>>>

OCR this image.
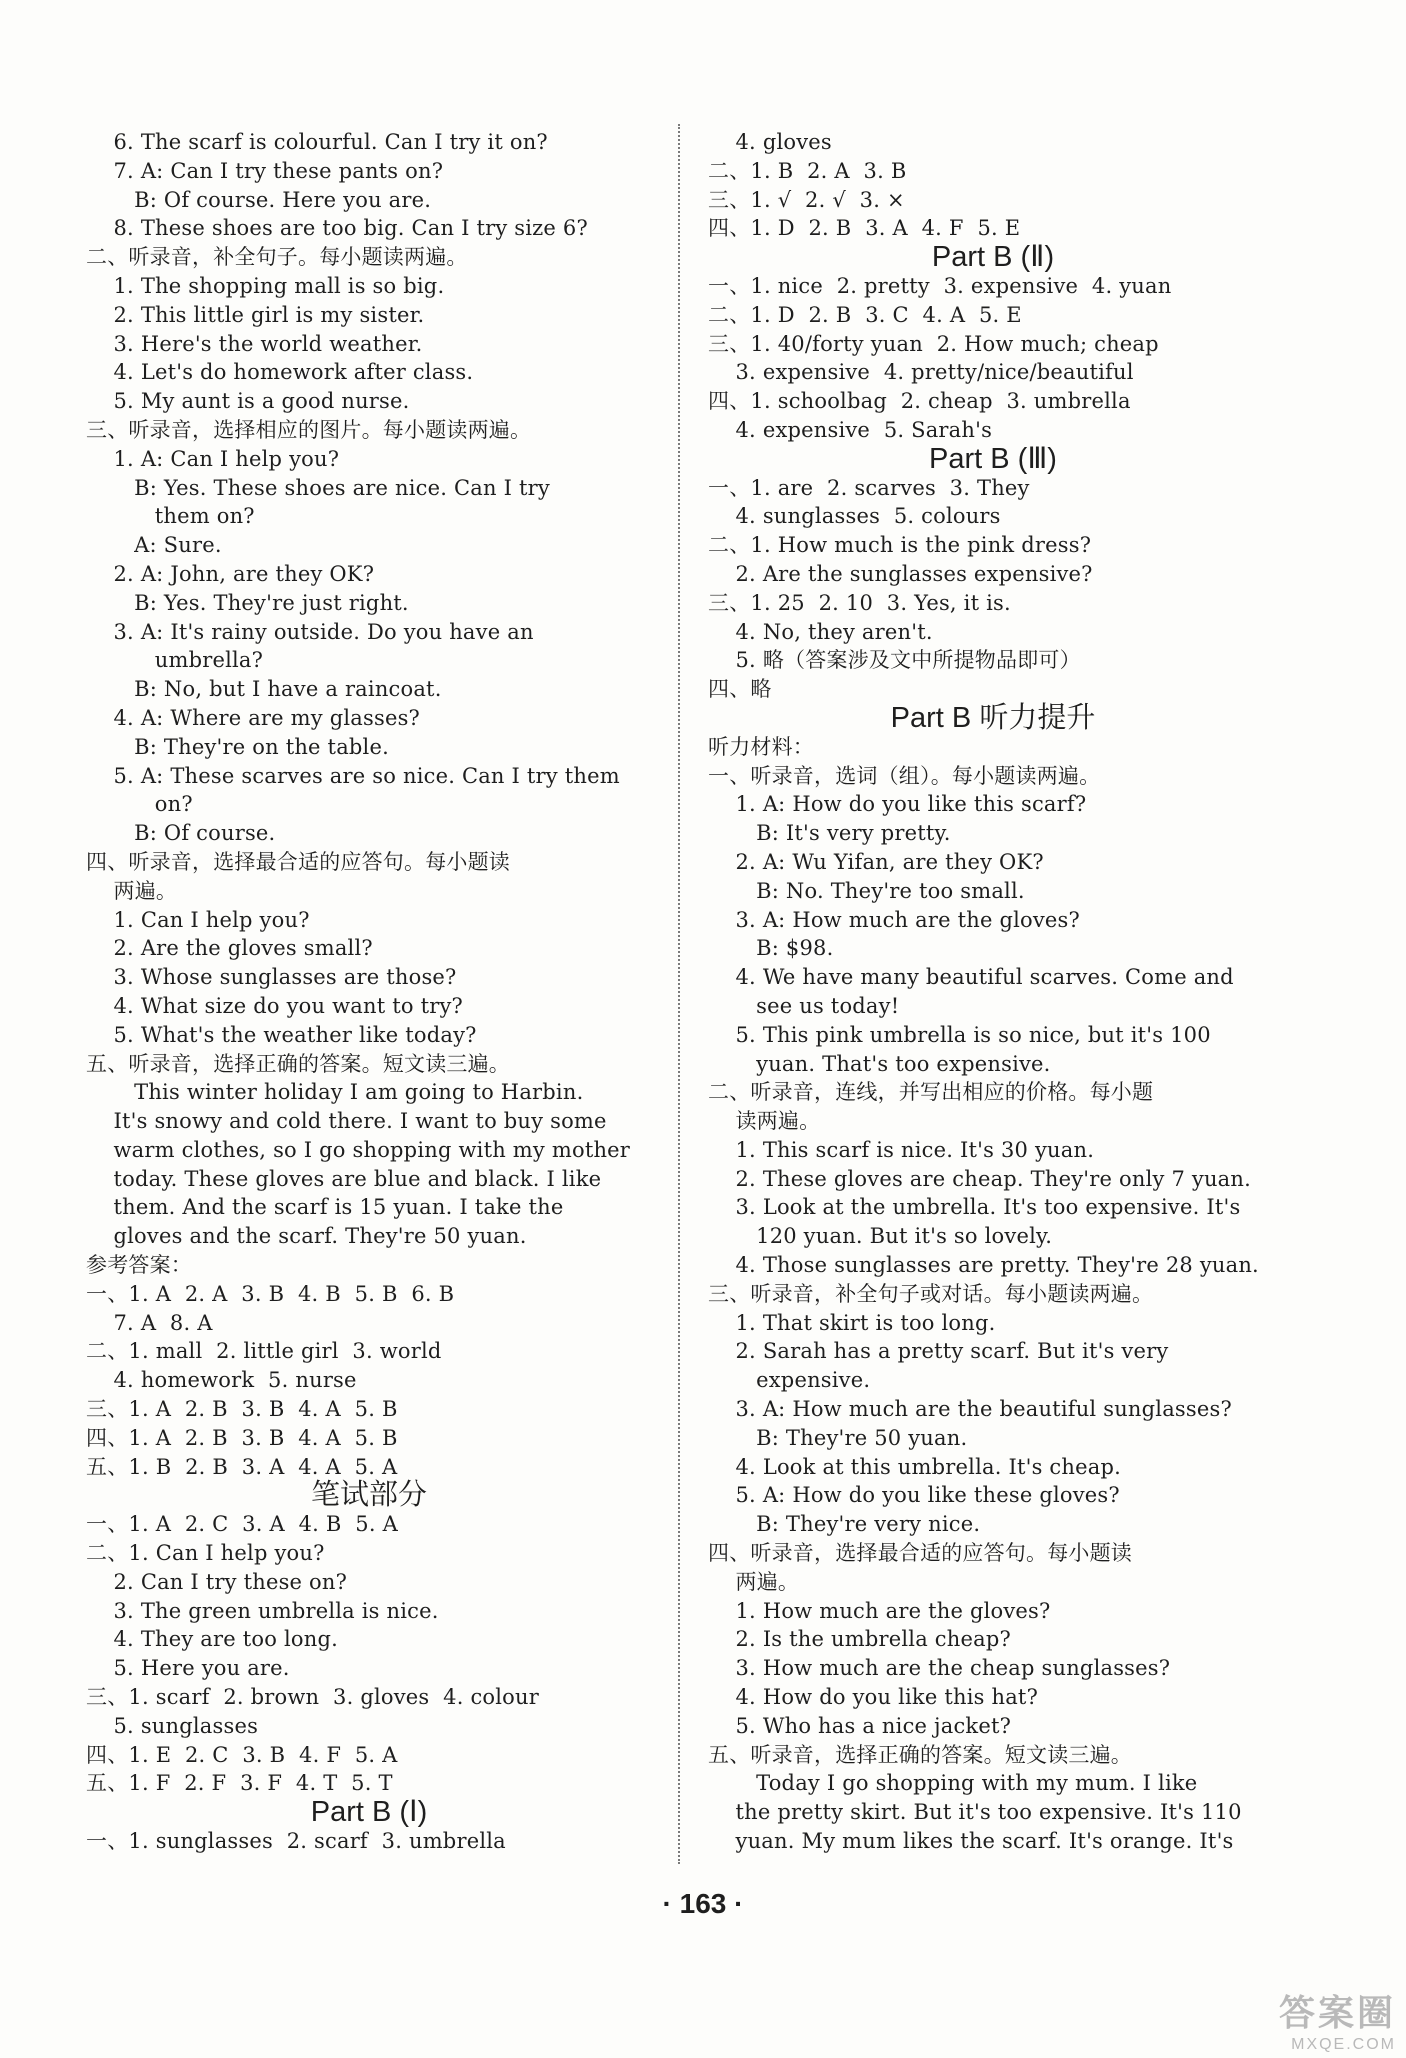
6. The scarf is colourful. Can I try it on?
7. A: Can I try these pants on?
B: Of course. Here you are.
8. These shoes are too big. Can I try size 6?
二、听录音，补全句子。每小题读两遍。
1. The shopping mall is so big.
2. This little girl is my sister.
3. Here's the world weather.
4. Let's do homework after class.
5. My aunt is a good nurse.
三、听录音，选择相应的图片。每小题读两遍。
1. A: Can I help you?
B: Yes. These shoes are nice. Can I try
them on?
A: Sure.
2. A: John, are they OK?
B: Yes. They're just right.
3. A: It's rainy outside. Do you have an
umbrella?
B: No, but I have a raincoat.
4. A: Where are my glasses?
B: They're on the table.
5. A: These scarves are so nice. Can I try them
on?
B: Of course.
四、听录音，选择最合适的应答句。每小题读
两遍。
1. Can I help you?
2. Are the gloves small?
3. Whose sunglasses are those?
4. What size do you want to try?
5. What's the weather like today?
五、听录音，选择正确的答案。短文读三遍。
This winter holiday I am going to Harbin.
It's snowy and cold there. I want to buy some
warm clothes, so I go shopping with my mother
today. These gloves are blue and black. I like
them. And the scarf is 15 yuan. I take the
gloves and the scarf. They're 50 yuan.
参考答案：
一、1. A  2. A  3. B  4. B  5. B  6. B
7. A  8. A
二、1. mall  2. little girl  3. world
4. homework  5. nurse
三、1. A  2. B  3. B  4. A  5. B
四、1. A  2. B  3. B  4. A  5. B
五、1. B  2. B  3. A  4. A  5. A
笔试部分
一、1. A  2. C  3. A  4. B  5. A
二、1. Can I help you?
2. Can I try these on?
3. The green umbrella is nice.
4. They are too long.
5. Here you are.
三、1. scarf  2. brown  3. gloves  4. colour
5. sunglasses
四、1. E  2. C  3. B  4. F  5. A
五、1. F  2. F  3. F  4. T  5. T
Part B (Ⅰ)
一、1. sunglasses  2. scarf  3. umbrella
4. gloves
二、1. B  2. A  3. B
三、1. √  2. √  3. ×
四、1. D  2. B  3. A  4. F  5. E
Part B (Ⅱ)
一、1. nice  2. pretty  3. expensive  4. yuan
二、1. D  2. B  3. C  4. A  5. E
三、1. 40/forty yuan  2. How much; cheap
3. expensive  4. pretty/nice/beautiful
四、1. schoolbag  2. cheap  3. umbrella
4. expensive  5. Sarah's
Part B (Ⅲ)
一、1. are  2. scarves  3. They
4. sunglasses  5. colours
二、1. How much is the pink dress?
2. Are the sunglasses expensive?
三、1. 25  2. 10  3. Yes, it is.
4. No, they aren't.
5. 略（答案涉及文中所提物品即可）
四、略
Part B 听力提升
听力材料：
一、听录音，选词（组）。每小题读两遍。
1. A: How do you like this scarf?
B: It's very pretty.
2. A: Wu Yifan, are they OK?
B: No. They're too small.
3. A: How much are the gloves?
B: $98.
4. We have many beautiful scarves. Come and
see us today!
5. This pink umbrella is so nice, but it's 100
yuan. That's too expensive.
二、听录音，连线，并写出相应的价格。每小题
读两遍。
1. This scarf is nice. It's 30 yuan.
2. These gloves are cheap. They're only 7 yuan.
3. Look at the umbrella. It's too expensive. It's
120 yuan. But it's so lovely.
4. Those sunglasses are pretty. They're 28 yuan.
三、听录音，补全句子或对话。每小题读两遍。
1. That skirt is too long.
2. Sarah has a pretty scarf. But it's very
expensive.
3. A: How much are the beautiful sunglasses?
B: They're 50 yuan.
4. Look at this umbrella. It's cheap.
5. A: How do you like these gloves?
B: They're very nice.
四、听录音，选择最合适的应答句。每小题读
两遍。
1. How much are the gloves?
2. Is the umbrella cheap?
3. How much are the cheap sunglasses?
4. How do you like this hat?
5. Who has a nice jacket?
五、听录音，选择正确的答案。短文读三遍。
Today I go shopping with my mum. I like
the pretty skirt. But it's too expensive. It's 110
yuan. My mum likes the scarf. It's orange. It's
· 163 ·
答案圈
MXQE.COM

<<<

**Stated exercise**: Pull every line containing "pink" out of the records.

**Response to this task**:
二、1. How much is the pink dress?
5. This pink umbrella is so nice, but it's 100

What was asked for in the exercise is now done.